→ PROBLEM DESCRIPTION:
Find the string "ovoce" and gather every line that holds it.
——————
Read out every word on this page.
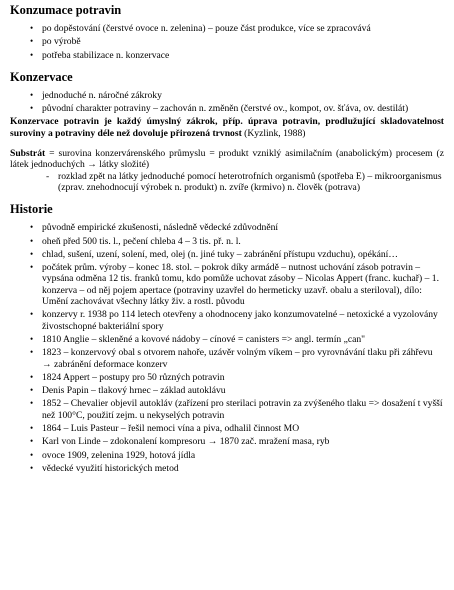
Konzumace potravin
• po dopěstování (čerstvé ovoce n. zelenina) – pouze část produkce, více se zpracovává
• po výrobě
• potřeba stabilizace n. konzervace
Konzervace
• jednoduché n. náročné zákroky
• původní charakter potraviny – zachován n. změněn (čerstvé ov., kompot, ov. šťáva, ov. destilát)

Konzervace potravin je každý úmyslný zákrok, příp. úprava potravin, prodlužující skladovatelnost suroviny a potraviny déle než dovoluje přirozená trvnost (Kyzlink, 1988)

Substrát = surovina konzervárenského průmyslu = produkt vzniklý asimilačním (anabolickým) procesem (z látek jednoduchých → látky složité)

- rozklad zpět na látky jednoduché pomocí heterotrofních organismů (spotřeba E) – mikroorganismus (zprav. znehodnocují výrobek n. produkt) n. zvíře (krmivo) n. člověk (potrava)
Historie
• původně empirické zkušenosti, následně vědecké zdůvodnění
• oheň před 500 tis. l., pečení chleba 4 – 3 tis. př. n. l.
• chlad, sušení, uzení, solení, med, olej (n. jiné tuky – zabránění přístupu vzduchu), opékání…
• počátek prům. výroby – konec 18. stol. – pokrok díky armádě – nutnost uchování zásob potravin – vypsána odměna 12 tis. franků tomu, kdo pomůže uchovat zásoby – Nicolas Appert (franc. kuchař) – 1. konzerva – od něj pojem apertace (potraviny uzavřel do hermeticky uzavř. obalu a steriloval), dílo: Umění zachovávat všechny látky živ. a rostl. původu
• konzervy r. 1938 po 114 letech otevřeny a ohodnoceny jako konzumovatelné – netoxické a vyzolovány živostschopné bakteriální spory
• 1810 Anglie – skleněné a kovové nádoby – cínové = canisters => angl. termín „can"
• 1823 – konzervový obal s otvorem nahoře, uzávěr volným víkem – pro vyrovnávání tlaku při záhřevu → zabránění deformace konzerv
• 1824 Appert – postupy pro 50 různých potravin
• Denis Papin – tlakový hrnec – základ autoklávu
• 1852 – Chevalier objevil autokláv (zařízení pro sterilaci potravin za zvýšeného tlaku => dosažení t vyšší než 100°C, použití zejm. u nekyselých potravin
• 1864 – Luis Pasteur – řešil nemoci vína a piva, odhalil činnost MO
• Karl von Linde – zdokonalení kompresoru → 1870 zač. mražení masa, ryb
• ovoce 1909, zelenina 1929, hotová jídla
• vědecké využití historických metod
——————
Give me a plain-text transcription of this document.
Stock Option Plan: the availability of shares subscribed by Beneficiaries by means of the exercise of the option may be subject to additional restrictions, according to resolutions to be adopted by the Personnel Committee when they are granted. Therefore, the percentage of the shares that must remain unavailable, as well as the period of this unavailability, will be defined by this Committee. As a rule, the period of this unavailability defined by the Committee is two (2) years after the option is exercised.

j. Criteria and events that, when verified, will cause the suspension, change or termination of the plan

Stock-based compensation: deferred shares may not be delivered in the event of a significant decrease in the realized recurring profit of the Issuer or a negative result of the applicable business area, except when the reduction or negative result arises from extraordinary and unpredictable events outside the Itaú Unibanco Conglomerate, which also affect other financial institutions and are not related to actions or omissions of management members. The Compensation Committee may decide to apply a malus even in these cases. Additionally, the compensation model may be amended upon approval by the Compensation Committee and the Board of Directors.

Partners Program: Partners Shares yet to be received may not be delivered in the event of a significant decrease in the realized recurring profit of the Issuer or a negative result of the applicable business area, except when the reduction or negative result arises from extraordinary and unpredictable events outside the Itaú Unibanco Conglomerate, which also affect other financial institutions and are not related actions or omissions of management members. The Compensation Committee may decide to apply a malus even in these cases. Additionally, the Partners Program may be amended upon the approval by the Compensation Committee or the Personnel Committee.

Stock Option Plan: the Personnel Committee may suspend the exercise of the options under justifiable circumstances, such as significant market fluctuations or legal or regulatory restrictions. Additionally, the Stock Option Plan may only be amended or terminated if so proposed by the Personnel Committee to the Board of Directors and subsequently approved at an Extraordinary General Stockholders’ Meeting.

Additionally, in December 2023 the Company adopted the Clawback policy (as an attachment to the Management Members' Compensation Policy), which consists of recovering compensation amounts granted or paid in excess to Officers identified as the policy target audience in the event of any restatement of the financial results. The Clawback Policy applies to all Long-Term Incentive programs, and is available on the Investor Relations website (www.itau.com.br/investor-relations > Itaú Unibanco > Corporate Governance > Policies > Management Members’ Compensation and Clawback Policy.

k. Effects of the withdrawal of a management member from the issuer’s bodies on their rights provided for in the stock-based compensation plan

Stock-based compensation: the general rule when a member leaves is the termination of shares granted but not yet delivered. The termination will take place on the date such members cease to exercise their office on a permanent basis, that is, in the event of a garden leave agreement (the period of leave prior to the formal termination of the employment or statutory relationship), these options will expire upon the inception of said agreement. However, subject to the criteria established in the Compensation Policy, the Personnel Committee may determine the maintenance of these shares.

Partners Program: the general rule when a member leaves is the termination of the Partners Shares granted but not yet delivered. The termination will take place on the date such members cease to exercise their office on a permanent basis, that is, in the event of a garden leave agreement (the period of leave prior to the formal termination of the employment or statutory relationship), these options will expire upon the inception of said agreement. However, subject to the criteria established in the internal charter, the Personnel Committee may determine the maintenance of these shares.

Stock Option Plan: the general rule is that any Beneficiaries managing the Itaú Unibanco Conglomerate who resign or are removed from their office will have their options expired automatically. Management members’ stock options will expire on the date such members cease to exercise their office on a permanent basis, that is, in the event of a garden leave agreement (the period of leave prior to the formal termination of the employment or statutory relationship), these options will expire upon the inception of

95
——————
→ COMPLETE OUTPUT:
• po dopěstování (čerstvé ovoce n. zelenina) – pouze část produkce, více se zpracovává
• ovoce 1909, zelenina 1929, hotová jídla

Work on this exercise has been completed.